### EXERCISE DESCRIPTION
Determine how many lines in these records hold "Channel". Only the number is wanted.

### DATA EXTRACT
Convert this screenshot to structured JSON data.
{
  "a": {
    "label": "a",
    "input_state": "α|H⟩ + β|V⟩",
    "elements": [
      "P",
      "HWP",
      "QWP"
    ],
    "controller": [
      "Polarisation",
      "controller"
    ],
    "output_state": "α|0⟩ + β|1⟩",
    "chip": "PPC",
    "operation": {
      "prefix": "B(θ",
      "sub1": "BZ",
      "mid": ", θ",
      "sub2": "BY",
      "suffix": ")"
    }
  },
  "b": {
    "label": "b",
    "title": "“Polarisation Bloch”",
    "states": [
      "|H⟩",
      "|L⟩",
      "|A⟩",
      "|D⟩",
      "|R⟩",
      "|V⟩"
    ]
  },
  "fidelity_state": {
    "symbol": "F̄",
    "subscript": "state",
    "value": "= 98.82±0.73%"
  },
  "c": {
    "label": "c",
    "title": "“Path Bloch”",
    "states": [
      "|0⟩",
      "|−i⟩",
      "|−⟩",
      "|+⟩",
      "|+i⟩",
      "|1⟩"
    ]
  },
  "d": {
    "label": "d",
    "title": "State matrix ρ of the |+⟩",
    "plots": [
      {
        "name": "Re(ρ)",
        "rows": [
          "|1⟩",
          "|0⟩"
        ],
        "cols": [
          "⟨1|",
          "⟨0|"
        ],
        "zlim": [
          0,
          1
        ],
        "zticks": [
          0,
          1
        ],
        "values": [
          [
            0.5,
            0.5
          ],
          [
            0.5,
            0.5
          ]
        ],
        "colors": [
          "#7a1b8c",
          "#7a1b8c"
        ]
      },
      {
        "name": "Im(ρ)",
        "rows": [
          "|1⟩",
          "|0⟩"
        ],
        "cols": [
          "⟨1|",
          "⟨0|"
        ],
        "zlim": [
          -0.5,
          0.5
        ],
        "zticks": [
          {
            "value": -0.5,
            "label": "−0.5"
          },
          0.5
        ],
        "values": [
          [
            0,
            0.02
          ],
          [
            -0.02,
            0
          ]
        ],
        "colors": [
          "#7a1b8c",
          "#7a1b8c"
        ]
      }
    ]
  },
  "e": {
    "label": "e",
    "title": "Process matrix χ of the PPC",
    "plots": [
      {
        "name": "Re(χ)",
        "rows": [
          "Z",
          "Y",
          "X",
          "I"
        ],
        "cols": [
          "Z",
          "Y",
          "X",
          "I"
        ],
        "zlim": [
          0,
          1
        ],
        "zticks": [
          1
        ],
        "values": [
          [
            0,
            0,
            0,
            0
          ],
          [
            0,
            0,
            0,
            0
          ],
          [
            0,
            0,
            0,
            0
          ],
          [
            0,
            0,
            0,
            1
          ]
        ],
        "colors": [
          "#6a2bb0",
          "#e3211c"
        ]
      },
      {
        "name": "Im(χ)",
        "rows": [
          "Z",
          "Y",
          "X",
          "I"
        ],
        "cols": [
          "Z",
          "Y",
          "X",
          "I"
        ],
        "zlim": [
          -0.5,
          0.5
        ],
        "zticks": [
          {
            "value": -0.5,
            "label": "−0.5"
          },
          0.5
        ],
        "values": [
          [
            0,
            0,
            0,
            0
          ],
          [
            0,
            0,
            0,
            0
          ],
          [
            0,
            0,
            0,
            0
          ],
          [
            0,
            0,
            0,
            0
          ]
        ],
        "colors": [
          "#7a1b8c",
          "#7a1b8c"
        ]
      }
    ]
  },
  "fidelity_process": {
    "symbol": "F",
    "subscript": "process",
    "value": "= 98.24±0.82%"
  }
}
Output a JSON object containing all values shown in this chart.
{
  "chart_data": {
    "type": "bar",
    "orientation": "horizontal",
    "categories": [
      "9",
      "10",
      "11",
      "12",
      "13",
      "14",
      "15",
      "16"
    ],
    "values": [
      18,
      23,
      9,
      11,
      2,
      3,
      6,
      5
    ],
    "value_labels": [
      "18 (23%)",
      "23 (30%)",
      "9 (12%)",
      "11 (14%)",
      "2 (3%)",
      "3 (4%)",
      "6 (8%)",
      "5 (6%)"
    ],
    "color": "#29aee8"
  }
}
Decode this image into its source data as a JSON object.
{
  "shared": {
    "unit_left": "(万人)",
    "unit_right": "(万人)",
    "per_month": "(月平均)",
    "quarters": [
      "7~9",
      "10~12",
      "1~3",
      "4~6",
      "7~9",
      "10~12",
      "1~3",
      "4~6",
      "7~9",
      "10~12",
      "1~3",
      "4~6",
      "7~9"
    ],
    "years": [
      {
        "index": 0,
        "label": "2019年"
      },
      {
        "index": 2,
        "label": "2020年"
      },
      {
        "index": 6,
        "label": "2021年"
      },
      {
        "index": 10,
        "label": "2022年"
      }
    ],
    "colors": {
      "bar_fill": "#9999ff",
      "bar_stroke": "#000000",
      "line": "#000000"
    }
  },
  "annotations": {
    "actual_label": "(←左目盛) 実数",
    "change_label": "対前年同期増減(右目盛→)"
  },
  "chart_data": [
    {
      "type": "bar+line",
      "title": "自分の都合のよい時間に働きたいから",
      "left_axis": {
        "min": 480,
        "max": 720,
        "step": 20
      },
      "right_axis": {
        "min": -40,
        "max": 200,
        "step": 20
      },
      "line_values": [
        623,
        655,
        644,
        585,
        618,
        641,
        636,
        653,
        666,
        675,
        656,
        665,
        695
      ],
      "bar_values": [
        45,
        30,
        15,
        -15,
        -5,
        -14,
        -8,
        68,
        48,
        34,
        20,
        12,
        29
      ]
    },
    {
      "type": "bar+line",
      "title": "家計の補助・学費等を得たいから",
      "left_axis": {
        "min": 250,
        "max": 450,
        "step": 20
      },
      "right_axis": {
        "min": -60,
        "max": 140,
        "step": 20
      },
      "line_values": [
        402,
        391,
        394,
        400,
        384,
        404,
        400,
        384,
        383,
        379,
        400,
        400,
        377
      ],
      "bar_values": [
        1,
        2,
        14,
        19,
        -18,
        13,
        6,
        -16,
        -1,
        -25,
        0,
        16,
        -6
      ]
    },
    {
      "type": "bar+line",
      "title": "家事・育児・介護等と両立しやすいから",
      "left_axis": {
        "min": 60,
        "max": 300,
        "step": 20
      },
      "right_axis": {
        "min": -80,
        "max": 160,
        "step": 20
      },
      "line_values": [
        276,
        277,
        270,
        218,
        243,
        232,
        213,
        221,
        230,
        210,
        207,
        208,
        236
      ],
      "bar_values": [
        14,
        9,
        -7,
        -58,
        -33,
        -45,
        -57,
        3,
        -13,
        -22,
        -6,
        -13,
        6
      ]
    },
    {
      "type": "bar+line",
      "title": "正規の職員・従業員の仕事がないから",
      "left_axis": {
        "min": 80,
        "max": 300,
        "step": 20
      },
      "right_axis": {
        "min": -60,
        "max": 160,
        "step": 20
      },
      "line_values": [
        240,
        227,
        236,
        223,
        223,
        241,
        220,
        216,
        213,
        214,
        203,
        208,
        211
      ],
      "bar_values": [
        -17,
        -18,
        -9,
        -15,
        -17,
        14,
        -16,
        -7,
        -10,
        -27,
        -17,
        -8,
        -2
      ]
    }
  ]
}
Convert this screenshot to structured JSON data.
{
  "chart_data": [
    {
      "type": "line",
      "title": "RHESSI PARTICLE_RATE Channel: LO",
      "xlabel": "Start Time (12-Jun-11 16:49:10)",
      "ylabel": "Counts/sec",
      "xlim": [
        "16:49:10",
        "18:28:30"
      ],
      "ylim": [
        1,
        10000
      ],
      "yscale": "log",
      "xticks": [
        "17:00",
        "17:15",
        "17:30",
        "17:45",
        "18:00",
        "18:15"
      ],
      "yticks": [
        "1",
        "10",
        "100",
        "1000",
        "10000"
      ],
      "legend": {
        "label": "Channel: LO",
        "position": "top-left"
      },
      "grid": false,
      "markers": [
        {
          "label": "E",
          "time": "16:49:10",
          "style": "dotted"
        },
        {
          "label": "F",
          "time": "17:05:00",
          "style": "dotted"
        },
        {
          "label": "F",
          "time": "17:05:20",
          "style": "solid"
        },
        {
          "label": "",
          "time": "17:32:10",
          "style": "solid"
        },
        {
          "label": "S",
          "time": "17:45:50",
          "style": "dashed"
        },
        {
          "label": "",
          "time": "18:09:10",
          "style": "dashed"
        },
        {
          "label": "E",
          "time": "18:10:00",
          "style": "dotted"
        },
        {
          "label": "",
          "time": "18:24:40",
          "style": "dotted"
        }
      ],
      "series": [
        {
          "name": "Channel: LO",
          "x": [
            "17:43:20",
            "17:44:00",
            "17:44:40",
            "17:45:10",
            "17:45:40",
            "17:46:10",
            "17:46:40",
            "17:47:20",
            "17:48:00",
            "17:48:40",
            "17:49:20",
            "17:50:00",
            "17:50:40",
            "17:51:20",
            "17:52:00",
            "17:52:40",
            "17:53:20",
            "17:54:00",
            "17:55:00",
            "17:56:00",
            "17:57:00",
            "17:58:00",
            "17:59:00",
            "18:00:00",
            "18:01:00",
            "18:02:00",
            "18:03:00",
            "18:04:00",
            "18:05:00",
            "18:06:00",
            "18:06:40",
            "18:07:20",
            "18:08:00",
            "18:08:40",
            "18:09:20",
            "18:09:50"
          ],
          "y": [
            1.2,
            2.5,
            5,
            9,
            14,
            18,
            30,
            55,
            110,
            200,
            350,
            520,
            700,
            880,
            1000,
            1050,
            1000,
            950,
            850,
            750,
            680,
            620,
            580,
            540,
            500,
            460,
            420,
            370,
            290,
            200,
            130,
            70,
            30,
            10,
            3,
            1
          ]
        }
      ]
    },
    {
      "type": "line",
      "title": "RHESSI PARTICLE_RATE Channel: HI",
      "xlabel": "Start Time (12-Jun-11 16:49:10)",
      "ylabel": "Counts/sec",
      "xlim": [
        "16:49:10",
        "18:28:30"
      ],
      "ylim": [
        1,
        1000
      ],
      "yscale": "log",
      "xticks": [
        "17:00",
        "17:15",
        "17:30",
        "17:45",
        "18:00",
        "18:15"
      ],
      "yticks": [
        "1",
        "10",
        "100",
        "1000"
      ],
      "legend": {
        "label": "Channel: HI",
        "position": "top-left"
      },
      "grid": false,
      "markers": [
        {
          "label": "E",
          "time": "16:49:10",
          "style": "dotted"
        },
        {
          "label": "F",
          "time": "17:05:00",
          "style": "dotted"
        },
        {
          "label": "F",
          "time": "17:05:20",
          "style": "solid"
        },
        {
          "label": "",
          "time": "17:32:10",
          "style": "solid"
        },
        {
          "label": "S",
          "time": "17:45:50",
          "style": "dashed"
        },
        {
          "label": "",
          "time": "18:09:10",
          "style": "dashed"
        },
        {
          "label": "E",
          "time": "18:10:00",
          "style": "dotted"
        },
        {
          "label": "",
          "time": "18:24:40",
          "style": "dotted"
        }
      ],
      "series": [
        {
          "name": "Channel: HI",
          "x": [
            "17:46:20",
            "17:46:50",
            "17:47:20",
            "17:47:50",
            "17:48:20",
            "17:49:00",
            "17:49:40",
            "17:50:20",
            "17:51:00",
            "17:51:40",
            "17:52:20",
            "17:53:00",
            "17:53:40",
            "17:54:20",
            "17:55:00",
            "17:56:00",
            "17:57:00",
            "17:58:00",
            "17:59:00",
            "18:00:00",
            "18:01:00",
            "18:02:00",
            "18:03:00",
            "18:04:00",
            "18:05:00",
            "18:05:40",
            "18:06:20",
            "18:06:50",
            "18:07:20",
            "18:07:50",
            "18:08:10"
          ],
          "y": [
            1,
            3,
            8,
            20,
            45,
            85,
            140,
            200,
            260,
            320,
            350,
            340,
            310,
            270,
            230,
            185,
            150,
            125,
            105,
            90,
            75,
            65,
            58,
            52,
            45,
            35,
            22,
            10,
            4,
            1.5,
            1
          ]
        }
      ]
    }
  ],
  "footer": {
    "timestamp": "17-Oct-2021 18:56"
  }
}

### ANSWER TO THIS TASK
6